--- start DATASET RECORDS ---

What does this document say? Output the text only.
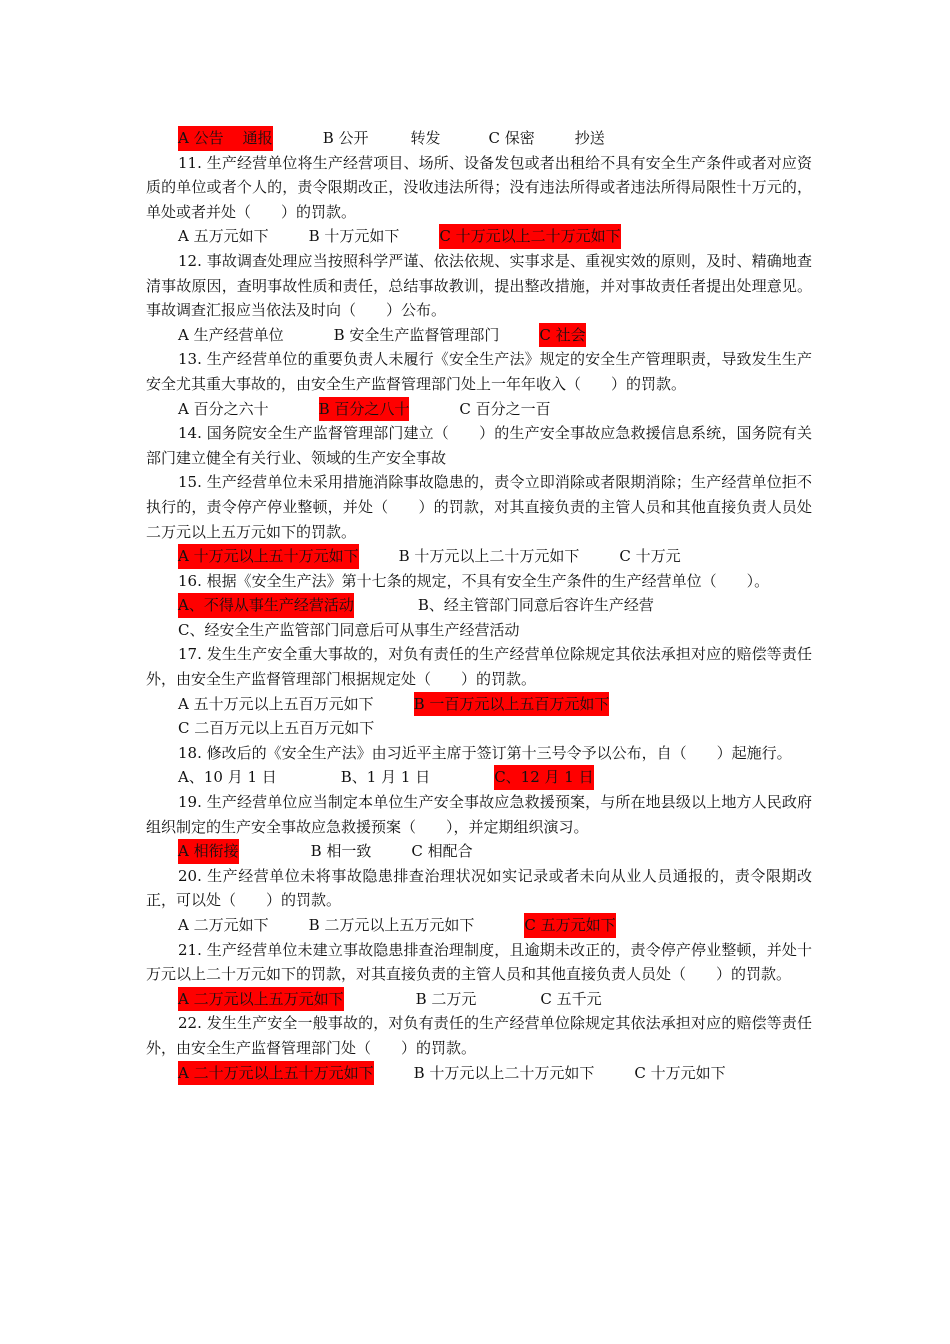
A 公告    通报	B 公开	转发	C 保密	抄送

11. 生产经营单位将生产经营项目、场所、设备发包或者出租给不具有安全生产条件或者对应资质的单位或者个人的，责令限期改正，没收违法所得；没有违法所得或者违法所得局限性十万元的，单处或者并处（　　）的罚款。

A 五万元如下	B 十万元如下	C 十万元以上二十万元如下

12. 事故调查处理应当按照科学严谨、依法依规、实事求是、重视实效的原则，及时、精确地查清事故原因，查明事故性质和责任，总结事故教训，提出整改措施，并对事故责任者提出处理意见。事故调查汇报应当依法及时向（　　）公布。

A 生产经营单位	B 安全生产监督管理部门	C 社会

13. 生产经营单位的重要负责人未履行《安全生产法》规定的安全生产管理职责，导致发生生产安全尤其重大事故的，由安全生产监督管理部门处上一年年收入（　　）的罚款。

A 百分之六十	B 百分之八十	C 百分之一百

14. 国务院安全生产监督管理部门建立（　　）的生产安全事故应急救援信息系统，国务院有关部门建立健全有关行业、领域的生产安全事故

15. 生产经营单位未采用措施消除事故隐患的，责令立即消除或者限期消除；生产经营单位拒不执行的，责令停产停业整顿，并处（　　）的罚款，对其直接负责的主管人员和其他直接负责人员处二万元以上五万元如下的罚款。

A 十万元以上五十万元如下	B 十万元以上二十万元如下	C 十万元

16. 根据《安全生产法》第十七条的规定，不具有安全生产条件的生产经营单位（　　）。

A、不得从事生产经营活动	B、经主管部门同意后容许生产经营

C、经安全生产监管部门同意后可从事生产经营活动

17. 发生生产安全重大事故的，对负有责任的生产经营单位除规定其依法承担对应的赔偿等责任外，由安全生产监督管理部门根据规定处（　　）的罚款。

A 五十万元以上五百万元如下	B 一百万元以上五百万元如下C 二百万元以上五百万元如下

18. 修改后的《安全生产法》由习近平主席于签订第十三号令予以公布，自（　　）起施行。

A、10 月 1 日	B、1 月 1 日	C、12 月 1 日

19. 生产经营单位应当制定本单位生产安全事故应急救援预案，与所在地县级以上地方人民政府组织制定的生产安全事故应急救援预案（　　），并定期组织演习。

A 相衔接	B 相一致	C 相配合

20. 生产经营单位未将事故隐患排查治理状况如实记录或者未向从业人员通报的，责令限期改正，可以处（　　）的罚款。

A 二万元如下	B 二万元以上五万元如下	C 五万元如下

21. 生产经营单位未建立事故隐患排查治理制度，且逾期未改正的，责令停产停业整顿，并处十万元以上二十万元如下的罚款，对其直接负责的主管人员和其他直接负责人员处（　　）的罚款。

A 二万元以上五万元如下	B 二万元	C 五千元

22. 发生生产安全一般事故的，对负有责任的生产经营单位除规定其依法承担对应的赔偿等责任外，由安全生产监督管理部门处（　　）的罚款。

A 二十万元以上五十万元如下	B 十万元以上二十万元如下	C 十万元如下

--- end DATASET RECORDS ---
--- start DATASET RECORDS ---

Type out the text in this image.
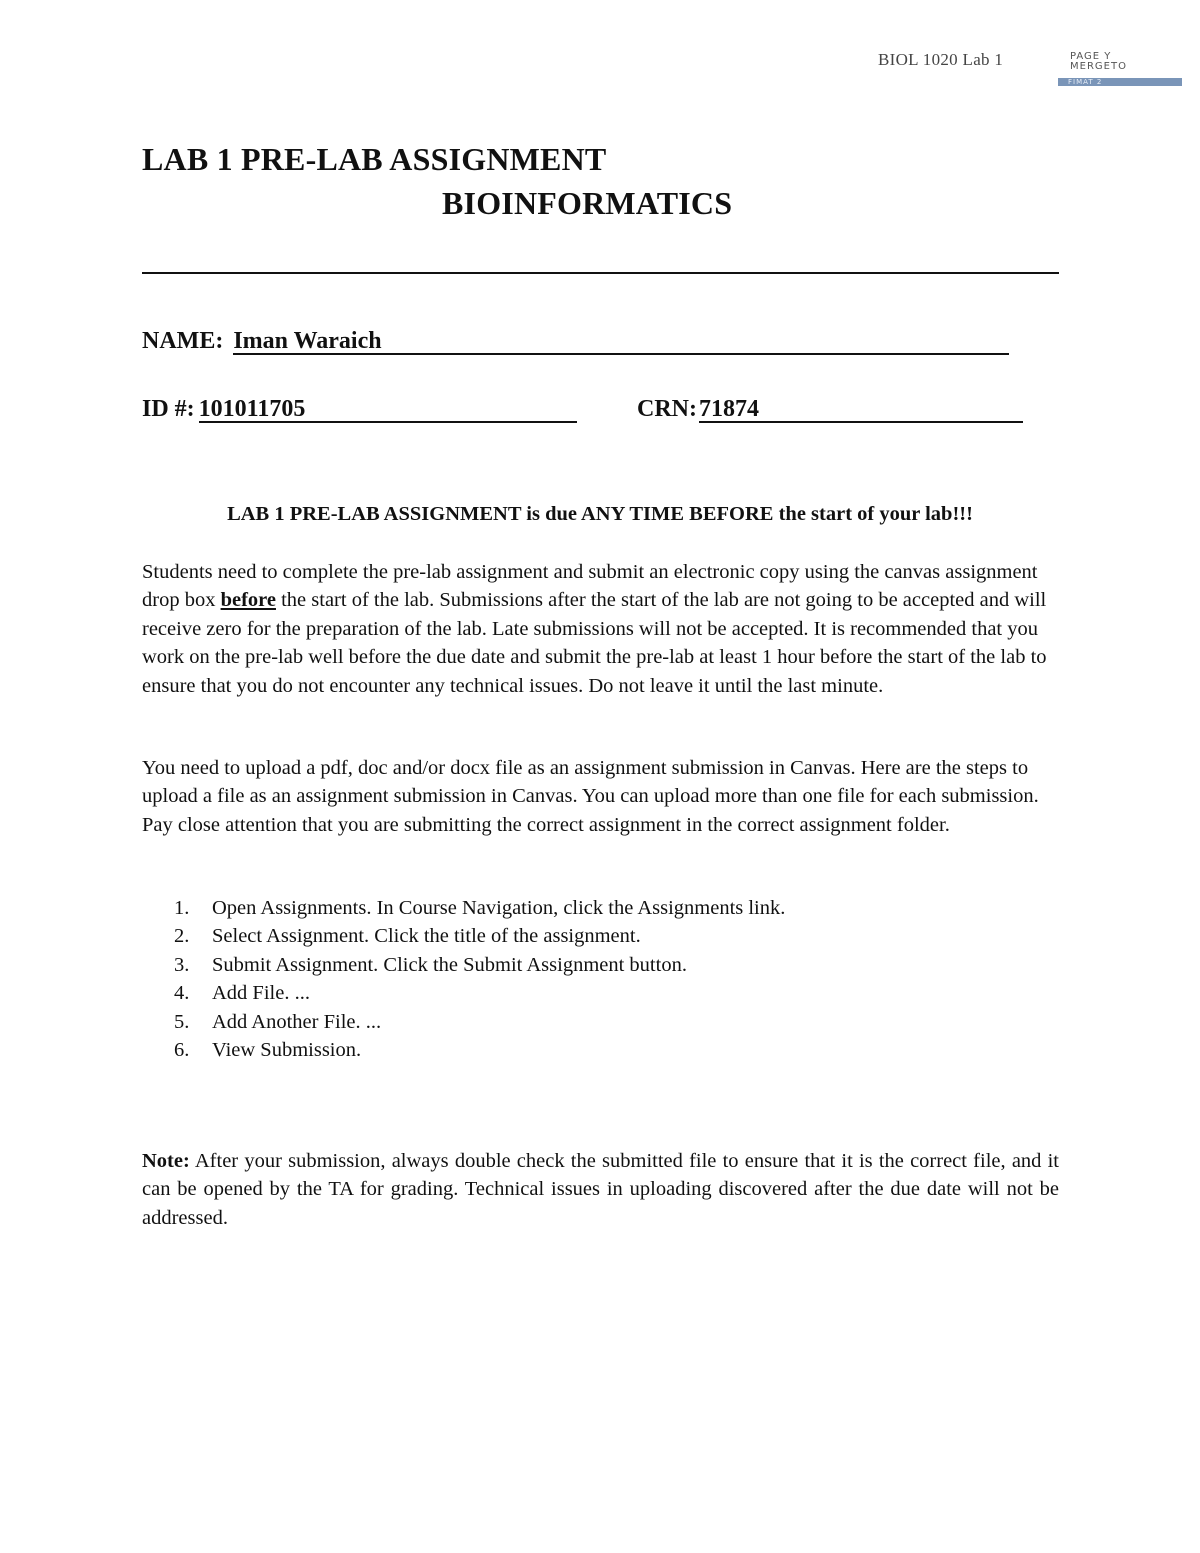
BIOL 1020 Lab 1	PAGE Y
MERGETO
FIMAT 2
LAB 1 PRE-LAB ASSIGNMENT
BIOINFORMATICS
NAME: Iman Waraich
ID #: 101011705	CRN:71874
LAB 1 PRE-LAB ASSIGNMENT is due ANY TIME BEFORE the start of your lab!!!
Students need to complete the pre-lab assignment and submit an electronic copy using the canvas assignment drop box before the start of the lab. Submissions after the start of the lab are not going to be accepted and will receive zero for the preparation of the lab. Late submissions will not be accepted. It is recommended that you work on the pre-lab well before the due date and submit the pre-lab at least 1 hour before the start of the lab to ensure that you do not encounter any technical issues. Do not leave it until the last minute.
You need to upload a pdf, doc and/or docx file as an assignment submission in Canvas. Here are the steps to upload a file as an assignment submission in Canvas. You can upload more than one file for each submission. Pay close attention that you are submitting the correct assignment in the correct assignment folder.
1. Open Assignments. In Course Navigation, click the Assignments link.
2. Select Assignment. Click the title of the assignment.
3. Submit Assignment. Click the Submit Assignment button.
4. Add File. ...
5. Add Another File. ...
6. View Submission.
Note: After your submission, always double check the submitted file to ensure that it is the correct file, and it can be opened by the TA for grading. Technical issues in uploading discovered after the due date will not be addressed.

--- end DATASET RECORDS ---

Identify each line in the records above containing the word "安全生产法"; copy those lines.

_RESULT BELOW:_
13. 生产经营单位的重要负责人未履行《安全生产法》规定的安全生产管理职责，导致发生生产安全尤其重大事故的，由安全生产监督管理部门处上一年年收入（　　）的罚款。
16. 根据《安全生产法》第十七条的规定，不具有安全生产条件的生产经营单位（　　）。
18. 修改后的《安全生产法》由习近平主席于签订第十三号令予以公布，自（　　）起施行。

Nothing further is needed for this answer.